Dataset excerpt
____________

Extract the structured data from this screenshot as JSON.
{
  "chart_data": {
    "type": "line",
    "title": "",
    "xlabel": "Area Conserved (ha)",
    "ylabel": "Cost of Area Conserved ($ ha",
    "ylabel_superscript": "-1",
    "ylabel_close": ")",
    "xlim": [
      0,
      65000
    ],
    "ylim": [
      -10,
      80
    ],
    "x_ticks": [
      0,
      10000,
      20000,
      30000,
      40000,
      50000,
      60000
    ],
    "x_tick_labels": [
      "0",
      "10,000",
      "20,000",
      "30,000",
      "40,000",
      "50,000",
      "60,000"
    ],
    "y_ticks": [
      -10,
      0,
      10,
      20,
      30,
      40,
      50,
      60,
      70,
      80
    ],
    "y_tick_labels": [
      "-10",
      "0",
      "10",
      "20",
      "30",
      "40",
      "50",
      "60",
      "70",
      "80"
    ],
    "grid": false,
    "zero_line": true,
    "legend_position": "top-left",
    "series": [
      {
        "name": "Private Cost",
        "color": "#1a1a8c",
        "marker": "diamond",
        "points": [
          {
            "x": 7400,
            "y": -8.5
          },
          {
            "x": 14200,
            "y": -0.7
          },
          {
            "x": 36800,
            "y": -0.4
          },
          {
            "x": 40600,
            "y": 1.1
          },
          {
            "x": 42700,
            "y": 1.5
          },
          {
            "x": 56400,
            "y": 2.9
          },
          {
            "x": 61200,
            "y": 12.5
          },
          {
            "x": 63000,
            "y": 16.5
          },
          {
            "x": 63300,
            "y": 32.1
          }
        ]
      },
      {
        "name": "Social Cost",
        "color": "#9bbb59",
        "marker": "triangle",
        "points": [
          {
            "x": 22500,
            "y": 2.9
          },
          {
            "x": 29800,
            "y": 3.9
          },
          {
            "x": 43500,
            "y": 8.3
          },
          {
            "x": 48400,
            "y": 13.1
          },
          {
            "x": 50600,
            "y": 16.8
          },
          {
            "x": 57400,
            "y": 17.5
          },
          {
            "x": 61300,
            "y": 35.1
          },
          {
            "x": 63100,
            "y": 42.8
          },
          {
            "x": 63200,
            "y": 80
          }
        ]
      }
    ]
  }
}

____________

__OBJECTIVE__. Reproduce the entire listing word for word.

__COMPLETED EXERCISE__.
Extract the structured data from this screenshot as JSON.
{
  "chart_data": {
    "type": "line",
    "title": "",
    "xlabel": "Area Conserved (ha)",
    "ylabel": "Cost of Area Conserved ($ ha",
    "ylabel_superscript": "-1",
    "ylabel_close": ")",
    "xlim": [
      0,
      65000
    ],
    "ylim": [
      -10,
      80
    ],
    "x_ticks": [
      0,
      10000,
      20000,
      30000,
      40000,
      50000,
      60000
    ],
    "x_tick_labels": [
      "0",
      "10,000",
      "20,000",
      "30,000",
      "40,000",
      "50,000",
      "60,000"
    ],
    "y_ticks": [
      -10,
      0,
      10,
      20,
      30,
      40,
      50,
      60,
      70,
      80
    ],
    "y_tick_labels": [
      "-10",
      "0",
      "10",
      "20",
      "30",
      "40",
      "50",
      "60",
      "70",
      "80"
    ],
    "grid": false,
    "zero_line": true,
    "legend_position": "top-left",
    "series": [
      {
        "name": "Private Cost",
        "color": "#1a1a8c",
        "marker": "diamond",
        "points": [
          {
            "x": 7400,
            "y": -8.5
          },
          {
            "x": 14200,
            "y": -0.7
          },
          {
            "x": 36800,
            "y": -0.4
          },
          {
            "x": 40600,
            "y": 1.1
          },
          {
            "x": 42700,
            "y": 1.5
          },
          {
            "x": 56400,
            "y": 2.9
          },
          {
            "x": 61200,
            "y": 12.5
          },
          {
            "x": 63000,
            "y": 16.5
          },
          {
            "x": 63300,
            "y": 32.1
          }
        ]
      },
      {
        "name": "Social Cost",
        "color": "#9bbb59",
        "marker": "triangle",
        "points": [
          {
            "x": 22500,
            "y": 2.9
          },
          {
            "x": 29800,
            "y": 3.9
          },
          {
            "x": 43500,
            "y": 8.3
          },
          {
            "x": 48400,
            "y": 13.1
          },
          {
            "x": 50600,
            "y": 16.8
          },
          {
            "x": 57400,
            "y": 17.5
          },
          {
            "x": 61300,
            "y": 35.1
          },
          {
            "x": 63100,
            "y": 42.8
          },
          {
            "x": 63200,
            "y": 80
          }
        ]
      }
    ]
  }
}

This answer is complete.